__Raw records__.

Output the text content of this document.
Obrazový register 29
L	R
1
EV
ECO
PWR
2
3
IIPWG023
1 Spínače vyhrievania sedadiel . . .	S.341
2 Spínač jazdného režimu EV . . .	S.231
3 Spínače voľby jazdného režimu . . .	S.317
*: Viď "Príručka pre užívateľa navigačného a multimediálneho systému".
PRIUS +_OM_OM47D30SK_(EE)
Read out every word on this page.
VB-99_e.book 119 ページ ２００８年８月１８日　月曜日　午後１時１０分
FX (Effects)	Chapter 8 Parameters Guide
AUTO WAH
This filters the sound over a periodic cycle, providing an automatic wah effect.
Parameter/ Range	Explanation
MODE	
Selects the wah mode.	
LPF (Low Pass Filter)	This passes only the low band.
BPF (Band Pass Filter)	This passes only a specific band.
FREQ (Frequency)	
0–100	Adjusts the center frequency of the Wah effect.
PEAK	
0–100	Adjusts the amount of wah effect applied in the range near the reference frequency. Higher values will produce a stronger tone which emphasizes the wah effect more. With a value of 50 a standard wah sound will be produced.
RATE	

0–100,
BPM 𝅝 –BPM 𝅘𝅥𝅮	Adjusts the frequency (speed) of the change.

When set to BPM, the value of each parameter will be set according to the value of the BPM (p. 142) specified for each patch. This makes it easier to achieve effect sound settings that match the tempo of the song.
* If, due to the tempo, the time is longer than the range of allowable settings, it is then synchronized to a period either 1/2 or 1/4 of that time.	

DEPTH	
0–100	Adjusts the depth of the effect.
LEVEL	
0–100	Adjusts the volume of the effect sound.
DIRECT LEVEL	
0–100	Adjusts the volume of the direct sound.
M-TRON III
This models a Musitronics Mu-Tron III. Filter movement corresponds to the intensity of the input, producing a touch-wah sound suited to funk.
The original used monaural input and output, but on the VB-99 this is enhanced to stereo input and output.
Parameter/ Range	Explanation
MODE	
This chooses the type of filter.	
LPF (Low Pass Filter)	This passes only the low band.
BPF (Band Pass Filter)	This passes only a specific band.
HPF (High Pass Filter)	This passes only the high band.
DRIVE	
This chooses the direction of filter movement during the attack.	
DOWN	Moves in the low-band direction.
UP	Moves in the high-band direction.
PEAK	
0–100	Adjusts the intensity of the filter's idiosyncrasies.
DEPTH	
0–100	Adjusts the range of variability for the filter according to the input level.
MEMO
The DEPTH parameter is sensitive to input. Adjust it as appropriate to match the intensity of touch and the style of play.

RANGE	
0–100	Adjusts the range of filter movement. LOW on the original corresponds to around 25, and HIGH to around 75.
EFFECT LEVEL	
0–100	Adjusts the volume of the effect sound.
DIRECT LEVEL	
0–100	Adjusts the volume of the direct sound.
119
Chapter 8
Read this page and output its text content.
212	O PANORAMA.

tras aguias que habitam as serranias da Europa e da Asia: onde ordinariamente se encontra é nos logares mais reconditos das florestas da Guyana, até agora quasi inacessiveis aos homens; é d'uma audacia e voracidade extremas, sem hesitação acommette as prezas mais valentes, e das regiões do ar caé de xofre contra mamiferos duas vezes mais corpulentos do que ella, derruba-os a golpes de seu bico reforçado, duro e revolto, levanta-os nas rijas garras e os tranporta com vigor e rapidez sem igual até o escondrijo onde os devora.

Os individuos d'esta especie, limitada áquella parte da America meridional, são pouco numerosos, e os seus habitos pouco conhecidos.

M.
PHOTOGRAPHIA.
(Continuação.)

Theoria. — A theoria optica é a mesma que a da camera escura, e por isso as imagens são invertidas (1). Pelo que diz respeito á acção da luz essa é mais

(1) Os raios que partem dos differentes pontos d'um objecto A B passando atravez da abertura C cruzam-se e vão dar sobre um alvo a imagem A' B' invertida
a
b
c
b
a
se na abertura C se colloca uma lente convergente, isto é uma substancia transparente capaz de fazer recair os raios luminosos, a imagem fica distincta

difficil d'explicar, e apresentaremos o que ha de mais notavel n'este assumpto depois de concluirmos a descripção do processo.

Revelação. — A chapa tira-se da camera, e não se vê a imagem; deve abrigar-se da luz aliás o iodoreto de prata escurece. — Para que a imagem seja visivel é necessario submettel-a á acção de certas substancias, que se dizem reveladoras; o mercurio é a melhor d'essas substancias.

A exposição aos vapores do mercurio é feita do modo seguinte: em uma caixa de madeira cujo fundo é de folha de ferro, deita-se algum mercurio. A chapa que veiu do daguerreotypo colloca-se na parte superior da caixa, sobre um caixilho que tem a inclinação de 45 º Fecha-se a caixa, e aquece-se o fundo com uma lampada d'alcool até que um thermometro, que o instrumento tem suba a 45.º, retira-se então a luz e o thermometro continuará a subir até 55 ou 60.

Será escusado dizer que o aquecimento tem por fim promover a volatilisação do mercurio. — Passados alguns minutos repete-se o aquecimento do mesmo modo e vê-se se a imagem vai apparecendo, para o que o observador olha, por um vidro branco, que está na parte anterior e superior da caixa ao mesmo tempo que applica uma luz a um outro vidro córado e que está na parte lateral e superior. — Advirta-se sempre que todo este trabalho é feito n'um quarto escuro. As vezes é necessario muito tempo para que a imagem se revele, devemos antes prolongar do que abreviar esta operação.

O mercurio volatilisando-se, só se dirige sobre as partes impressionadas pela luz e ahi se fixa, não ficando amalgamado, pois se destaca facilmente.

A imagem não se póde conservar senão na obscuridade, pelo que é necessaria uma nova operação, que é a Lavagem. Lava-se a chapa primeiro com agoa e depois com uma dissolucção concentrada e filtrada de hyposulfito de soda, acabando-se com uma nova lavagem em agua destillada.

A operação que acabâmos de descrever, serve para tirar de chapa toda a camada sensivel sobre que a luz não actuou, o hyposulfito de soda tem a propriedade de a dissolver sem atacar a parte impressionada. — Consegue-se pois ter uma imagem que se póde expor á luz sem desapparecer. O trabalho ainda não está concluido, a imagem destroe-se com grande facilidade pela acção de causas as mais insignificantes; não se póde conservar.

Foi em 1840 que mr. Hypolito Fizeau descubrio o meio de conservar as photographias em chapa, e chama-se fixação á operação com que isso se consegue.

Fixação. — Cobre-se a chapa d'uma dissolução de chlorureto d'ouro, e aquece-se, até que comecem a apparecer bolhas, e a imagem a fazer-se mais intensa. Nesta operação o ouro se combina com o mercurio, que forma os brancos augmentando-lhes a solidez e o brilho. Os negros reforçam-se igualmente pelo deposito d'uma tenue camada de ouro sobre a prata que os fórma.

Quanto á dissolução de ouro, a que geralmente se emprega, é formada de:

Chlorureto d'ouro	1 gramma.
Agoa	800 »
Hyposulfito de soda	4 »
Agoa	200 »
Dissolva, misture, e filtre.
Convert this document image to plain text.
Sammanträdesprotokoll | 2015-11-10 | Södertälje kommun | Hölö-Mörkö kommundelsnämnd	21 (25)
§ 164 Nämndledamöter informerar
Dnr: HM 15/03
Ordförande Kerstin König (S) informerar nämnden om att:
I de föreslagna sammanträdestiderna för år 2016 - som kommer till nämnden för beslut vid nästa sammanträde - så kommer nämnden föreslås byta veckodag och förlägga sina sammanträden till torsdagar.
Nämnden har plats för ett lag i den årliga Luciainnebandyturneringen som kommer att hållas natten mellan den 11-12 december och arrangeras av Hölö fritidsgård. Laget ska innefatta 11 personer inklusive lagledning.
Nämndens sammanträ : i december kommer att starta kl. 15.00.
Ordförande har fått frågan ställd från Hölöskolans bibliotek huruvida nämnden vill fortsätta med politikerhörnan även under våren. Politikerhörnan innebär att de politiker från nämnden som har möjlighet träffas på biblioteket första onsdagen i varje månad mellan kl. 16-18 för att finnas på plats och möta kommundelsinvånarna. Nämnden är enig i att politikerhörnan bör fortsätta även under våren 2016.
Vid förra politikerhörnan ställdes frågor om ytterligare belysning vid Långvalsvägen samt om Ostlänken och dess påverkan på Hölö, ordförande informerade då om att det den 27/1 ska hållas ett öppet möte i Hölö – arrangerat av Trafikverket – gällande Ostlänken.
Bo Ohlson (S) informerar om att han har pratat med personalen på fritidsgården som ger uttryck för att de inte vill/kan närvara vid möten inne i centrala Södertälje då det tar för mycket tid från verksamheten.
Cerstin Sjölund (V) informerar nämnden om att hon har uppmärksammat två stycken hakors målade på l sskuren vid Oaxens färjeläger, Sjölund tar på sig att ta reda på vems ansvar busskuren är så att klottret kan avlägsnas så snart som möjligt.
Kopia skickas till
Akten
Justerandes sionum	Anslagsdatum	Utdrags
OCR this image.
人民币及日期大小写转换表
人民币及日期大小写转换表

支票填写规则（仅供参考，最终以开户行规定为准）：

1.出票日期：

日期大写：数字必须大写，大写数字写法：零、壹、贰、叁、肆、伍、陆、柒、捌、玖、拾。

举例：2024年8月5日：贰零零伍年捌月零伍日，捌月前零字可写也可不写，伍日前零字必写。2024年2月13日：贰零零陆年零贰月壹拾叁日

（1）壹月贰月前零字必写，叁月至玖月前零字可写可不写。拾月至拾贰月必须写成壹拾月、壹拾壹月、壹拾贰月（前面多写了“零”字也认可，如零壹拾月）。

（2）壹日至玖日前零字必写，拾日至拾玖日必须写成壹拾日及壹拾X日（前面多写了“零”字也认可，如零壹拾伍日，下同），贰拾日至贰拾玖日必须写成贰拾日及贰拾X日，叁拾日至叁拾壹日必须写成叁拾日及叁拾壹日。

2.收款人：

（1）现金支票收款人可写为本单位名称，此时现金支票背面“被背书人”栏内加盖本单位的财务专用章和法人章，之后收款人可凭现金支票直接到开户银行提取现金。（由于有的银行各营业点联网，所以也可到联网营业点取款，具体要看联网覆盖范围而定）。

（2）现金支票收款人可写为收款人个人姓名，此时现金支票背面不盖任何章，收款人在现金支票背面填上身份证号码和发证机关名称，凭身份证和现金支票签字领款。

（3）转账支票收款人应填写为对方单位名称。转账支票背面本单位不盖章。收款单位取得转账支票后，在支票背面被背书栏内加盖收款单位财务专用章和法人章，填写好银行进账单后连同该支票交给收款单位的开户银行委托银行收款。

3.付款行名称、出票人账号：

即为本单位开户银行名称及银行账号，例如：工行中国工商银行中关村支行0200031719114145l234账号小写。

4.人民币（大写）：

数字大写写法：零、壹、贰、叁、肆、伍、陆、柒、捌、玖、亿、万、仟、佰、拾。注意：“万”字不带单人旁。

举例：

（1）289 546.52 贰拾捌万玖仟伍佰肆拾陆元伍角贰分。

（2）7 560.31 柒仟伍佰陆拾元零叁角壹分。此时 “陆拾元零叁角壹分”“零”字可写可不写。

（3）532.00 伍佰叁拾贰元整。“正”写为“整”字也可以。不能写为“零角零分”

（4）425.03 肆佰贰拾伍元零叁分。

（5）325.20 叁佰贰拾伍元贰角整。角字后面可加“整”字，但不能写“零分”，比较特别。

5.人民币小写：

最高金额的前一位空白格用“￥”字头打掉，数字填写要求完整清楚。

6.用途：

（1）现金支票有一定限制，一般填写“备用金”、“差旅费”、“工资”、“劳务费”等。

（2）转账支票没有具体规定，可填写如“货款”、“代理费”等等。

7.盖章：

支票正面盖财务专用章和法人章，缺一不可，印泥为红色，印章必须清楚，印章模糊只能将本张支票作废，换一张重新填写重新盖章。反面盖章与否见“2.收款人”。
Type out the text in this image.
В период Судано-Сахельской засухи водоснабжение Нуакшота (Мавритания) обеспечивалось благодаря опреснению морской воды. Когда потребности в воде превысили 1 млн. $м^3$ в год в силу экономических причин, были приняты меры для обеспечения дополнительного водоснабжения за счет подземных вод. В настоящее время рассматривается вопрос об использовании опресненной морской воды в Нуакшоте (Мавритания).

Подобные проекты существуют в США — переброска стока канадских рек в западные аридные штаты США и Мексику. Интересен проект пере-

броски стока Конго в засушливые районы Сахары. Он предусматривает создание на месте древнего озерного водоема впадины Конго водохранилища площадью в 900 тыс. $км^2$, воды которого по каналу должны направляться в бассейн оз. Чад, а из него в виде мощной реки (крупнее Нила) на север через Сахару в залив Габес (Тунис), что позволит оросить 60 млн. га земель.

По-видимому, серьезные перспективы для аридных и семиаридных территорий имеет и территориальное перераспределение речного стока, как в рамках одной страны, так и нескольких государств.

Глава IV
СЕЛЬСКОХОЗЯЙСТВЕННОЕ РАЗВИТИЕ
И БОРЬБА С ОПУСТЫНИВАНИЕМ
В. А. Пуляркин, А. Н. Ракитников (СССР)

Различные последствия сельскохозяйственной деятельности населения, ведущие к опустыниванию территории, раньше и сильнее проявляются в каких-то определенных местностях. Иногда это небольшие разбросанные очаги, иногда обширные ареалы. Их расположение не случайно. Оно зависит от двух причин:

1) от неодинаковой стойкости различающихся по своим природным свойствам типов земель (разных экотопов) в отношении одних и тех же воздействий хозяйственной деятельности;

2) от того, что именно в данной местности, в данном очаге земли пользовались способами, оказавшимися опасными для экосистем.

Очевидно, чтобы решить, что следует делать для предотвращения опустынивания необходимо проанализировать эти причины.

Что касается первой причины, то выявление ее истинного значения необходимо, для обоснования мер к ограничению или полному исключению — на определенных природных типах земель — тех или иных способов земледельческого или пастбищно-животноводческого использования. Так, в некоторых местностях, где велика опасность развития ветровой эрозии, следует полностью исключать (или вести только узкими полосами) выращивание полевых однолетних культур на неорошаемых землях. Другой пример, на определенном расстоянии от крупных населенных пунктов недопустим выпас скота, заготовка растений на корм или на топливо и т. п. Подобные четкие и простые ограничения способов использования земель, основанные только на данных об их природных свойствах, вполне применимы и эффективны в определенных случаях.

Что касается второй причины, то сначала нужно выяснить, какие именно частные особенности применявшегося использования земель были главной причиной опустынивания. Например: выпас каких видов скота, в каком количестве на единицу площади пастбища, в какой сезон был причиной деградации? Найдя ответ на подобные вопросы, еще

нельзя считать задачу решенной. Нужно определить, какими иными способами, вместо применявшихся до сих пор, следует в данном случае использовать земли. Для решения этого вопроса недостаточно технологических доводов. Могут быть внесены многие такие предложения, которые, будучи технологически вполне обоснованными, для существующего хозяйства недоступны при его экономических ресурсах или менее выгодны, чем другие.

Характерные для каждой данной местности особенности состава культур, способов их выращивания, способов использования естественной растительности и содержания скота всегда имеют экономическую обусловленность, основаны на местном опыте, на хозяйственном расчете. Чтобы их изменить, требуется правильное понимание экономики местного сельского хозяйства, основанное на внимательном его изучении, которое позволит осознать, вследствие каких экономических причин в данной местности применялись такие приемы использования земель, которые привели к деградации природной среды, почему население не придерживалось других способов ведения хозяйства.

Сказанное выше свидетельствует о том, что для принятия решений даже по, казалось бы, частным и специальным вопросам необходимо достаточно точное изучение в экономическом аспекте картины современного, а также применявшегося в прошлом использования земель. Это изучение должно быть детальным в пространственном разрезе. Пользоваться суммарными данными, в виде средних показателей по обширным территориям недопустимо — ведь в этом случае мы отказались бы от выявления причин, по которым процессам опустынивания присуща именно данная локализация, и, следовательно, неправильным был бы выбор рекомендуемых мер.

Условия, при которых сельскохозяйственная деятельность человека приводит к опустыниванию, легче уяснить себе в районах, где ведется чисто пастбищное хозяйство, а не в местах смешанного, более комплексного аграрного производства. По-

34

__Given problem__.
Looking at the listing above, how many of its lines contain the string "superior"? Give the number alone.

__Task output__.
2